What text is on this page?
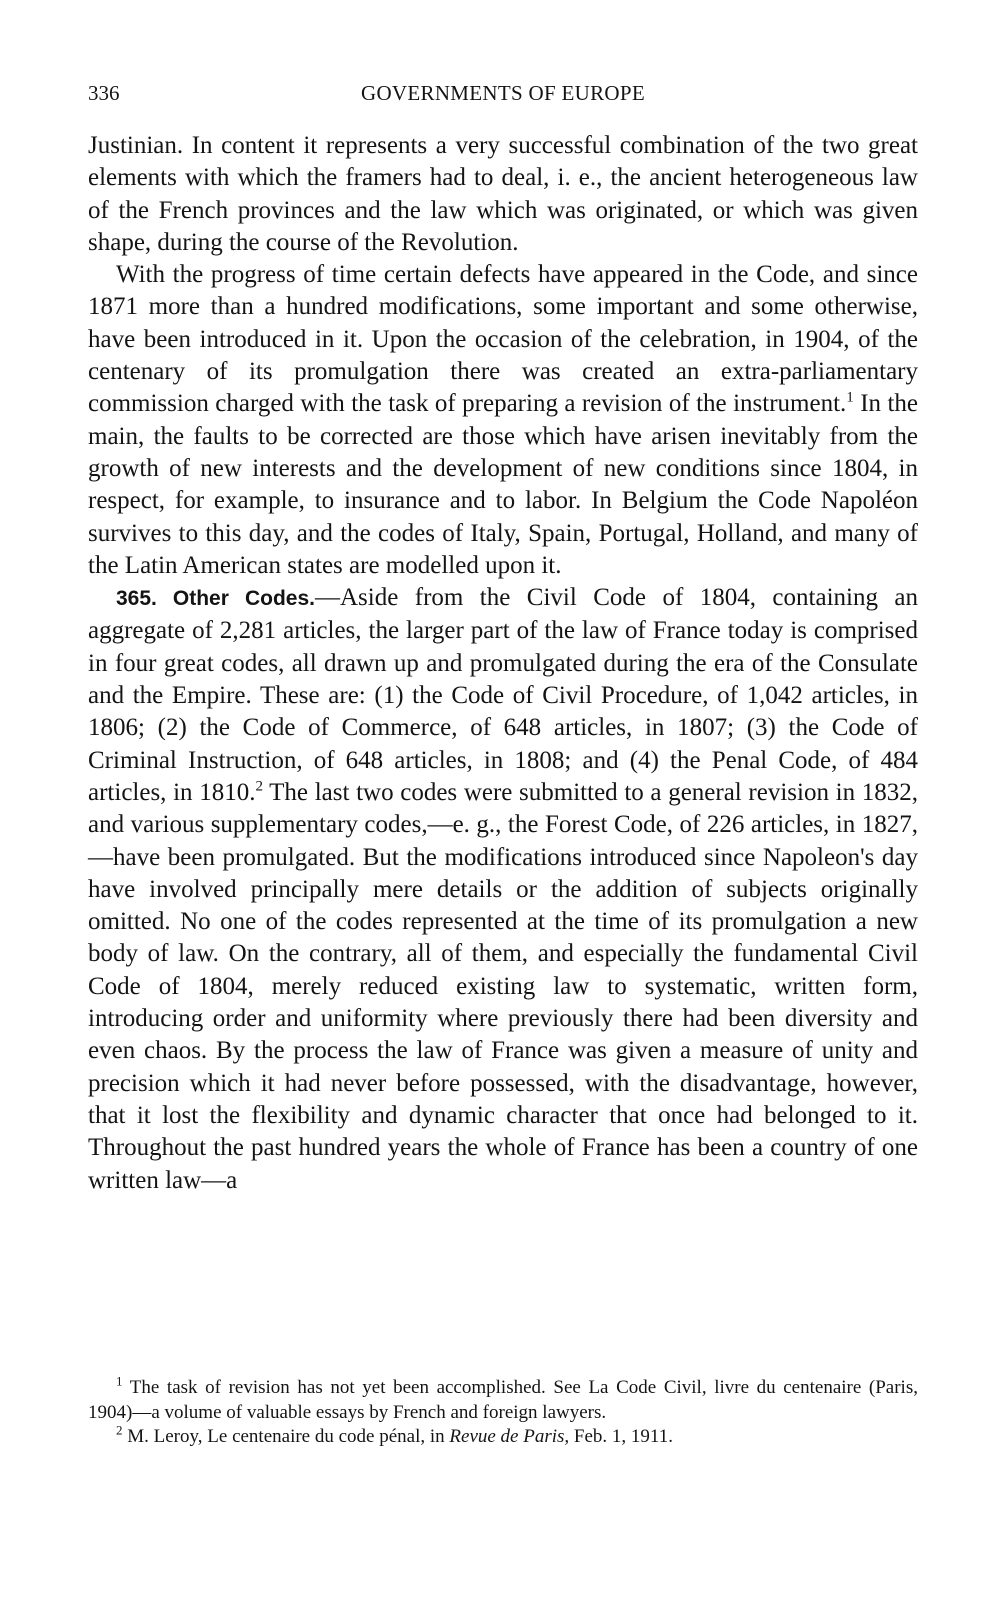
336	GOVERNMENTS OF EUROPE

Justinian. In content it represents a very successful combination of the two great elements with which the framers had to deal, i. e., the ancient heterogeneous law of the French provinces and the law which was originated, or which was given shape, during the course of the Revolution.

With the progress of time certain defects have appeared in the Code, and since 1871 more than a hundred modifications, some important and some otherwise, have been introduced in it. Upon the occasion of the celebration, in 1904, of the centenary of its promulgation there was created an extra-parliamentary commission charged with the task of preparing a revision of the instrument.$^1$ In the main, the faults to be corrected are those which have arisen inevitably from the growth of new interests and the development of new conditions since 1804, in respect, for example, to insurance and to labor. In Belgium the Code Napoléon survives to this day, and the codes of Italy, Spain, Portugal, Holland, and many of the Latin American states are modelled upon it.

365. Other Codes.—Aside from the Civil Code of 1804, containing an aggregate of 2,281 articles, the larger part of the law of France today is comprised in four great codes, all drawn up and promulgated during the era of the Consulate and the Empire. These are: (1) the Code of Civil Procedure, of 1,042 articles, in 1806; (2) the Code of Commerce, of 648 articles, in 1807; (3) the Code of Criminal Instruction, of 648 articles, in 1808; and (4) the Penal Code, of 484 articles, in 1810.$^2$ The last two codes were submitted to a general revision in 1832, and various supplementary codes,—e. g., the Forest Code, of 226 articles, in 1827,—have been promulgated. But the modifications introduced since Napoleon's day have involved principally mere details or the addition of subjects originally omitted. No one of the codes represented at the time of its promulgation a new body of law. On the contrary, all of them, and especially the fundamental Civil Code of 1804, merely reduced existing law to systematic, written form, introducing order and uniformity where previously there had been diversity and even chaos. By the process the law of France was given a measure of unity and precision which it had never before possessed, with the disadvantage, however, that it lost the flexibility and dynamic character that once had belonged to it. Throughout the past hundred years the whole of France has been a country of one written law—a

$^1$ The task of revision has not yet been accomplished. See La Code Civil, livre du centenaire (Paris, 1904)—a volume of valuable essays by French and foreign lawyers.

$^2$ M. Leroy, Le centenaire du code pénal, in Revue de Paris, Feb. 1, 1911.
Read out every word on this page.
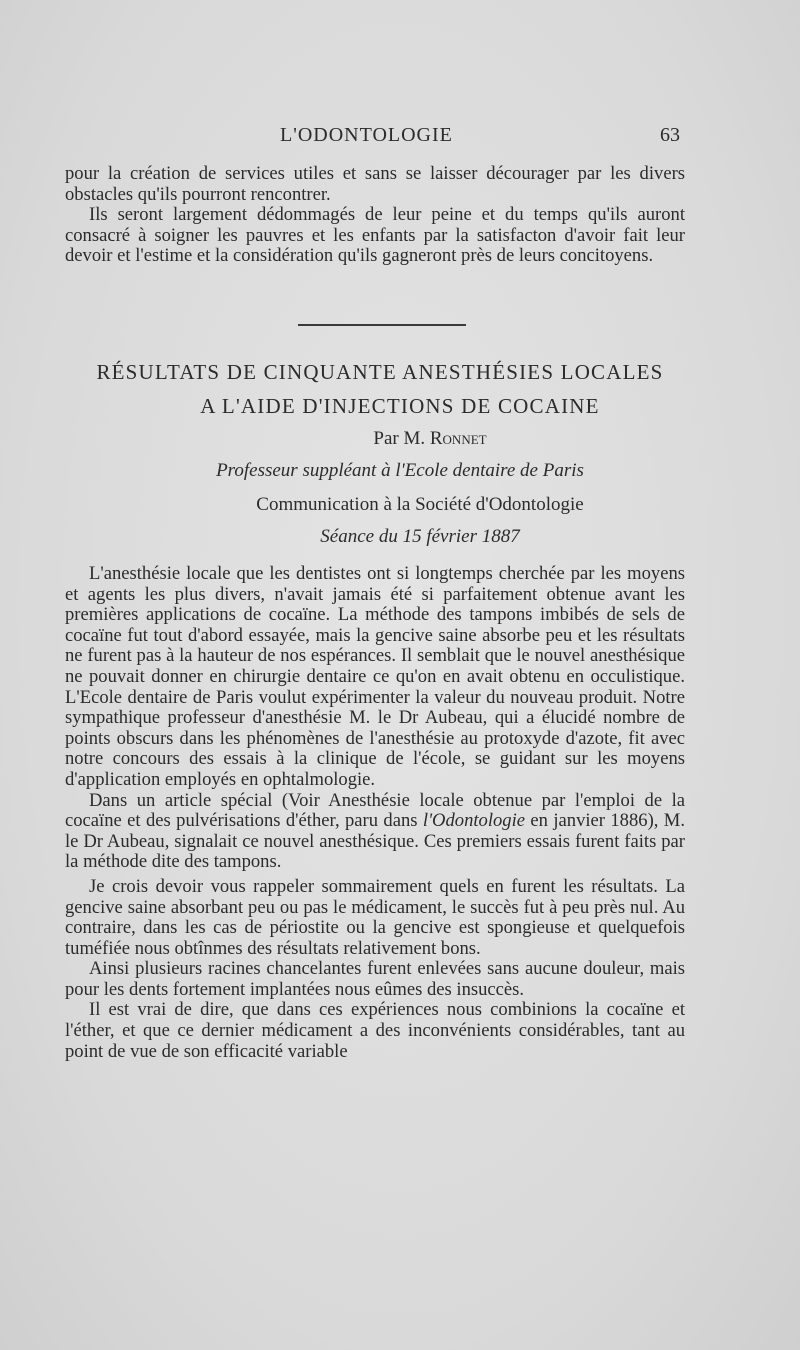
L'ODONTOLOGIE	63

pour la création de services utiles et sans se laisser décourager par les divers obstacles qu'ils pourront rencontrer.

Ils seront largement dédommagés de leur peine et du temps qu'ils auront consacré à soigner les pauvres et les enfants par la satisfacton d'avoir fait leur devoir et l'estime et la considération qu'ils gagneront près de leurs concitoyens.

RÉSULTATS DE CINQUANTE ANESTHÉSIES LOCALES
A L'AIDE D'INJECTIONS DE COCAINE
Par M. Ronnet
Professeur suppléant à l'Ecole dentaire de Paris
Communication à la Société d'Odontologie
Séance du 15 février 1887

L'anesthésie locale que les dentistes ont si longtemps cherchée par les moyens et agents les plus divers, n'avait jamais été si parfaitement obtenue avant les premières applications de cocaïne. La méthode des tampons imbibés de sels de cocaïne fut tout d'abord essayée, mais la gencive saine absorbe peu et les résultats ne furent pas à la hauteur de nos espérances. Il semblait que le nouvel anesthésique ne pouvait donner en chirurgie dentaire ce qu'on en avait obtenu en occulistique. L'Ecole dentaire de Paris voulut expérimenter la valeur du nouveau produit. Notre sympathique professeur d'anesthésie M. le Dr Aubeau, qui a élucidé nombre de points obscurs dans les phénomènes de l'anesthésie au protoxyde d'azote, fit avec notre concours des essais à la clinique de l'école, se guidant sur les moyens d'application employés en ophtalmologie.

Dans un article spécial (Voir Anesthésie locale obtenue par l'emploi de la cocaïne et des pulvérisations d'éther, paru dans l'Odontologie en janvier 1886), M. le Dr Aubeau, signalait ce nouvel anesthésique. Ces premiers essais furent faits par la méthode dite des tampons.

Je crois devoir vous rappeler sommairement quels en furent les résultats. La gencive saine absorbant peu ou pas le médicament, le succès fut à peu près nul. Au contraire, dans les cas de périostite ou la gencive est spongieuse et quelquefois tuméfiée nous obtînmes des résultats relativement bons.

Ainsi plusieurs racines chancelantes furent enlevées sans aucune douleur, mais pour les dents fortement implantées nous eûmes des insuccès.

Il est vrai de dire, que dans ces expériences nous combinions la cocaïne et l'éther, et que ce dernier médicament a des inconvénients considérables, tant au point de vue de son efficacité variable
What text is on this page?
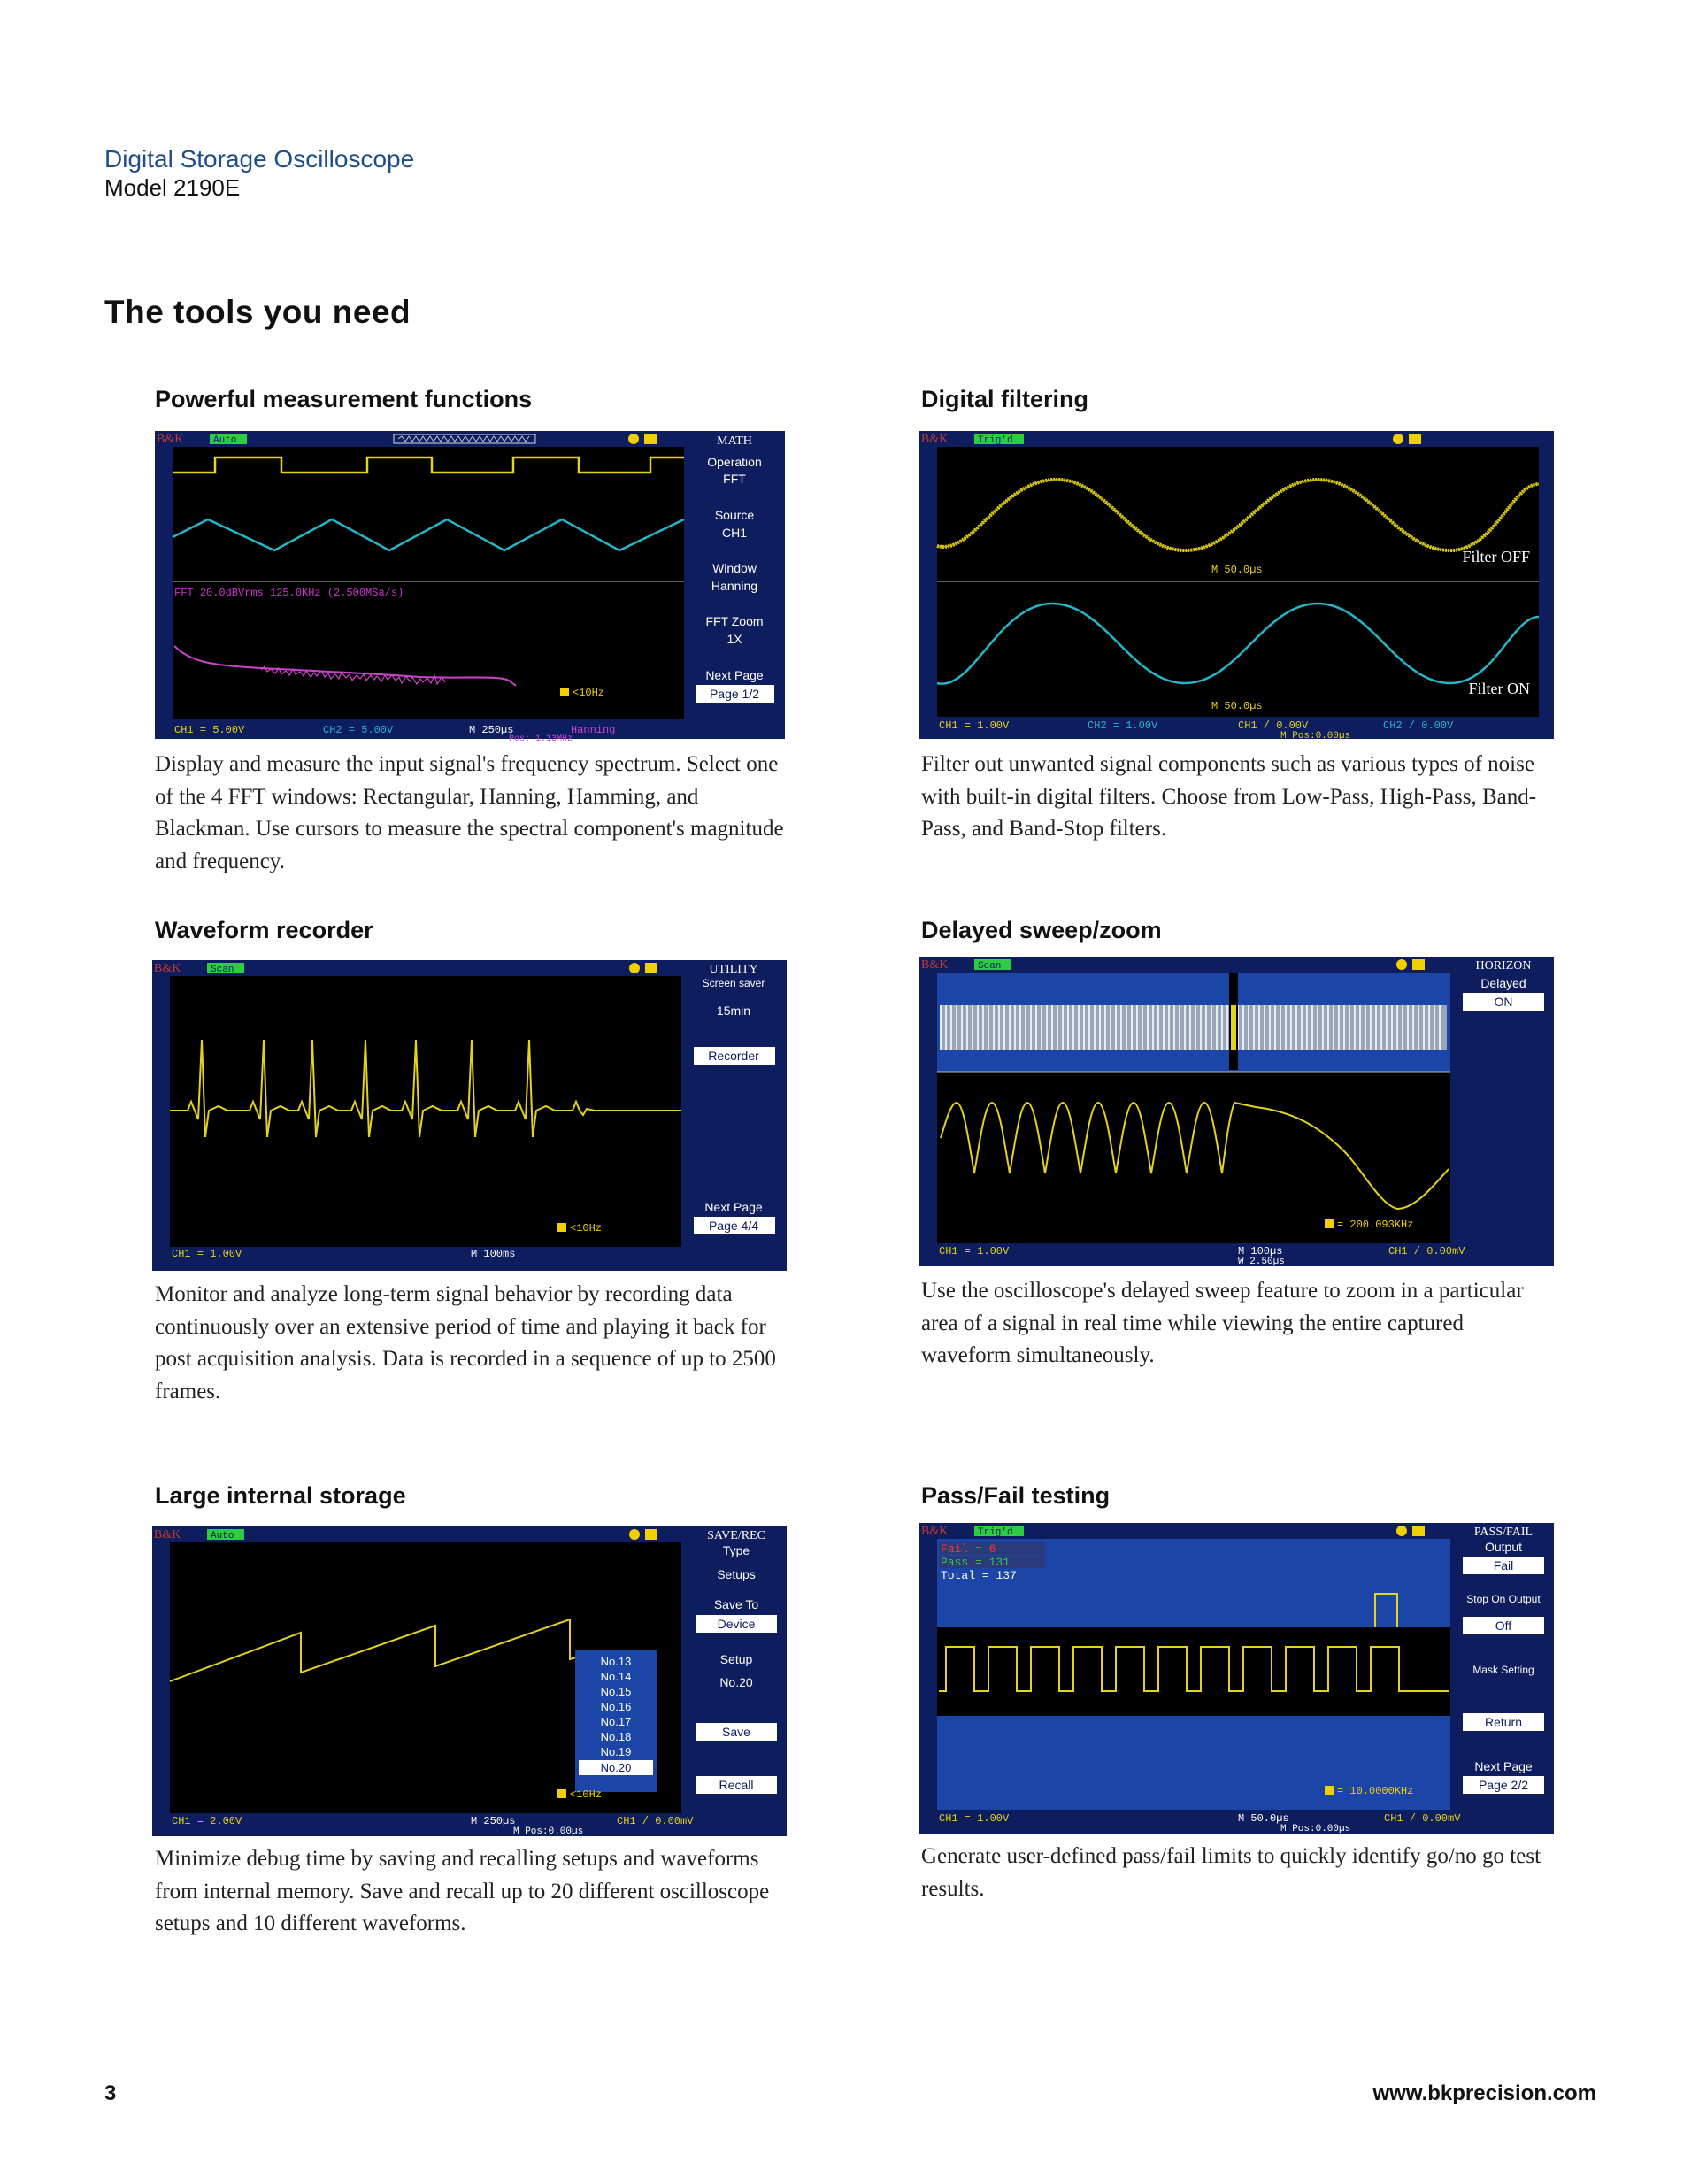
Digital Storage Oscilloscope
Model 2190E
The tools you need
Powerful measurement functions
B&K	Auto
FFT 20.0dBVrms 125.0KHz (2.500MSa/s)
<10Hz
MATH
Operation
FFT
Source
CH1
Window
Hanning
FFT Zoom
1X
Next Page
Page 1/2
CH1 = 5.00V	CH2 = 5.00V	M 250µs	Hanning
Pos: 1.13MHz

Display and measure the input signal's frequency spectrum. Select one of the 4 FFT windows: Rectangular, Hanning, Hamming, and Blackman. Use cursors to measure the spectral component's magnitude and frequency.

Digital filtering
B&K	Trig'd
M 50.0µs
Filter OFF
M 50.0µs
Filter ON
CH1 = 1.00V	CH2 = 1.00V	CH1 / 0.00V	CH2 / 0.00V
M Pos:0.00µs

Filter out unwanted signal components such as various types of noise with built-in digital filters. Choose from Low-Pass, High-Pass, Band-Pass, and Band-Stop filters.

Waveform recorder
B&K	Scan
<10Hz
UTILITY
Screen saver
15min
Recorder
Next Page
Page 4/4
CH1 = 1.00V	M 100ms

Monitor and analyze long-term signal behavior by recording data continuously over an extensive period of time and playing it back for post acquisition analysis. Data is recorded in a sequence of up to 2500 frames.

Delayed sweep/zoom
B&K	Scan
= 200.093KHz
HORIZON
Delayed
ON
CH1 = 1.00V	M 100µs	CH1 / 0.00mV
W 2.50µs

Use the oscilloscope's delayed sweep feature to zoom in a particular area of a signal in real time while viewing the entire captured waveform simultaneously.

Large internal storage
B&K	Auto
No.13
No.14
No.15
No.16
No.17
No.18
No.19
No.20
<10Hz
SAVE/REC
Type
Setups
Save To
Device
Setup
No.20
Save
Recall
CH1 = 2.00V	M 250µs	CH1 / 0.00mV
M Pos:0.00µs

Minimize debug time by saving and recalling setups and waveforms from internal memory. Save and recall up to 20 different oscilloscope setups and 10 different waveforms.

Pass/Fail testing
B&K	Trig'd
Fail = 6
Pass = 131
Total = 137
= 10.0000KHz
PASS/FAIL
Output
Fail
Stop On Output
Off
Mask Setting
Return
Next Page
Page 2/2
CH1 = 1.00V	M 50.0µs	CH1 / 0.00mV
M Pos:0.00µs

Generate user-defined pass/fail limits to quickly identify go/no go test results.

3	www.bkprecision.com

• EXERCISE INSTRUCTIONS
Pull out all lines from the listing that contain the string "sweep".

• TASK RESPONSE
Delayed sweep/zoom
Use the oscilloscope's delayed sweep feature to zoom in a particular area of a signal in real time while viewing the entire captured waveform simultaneously.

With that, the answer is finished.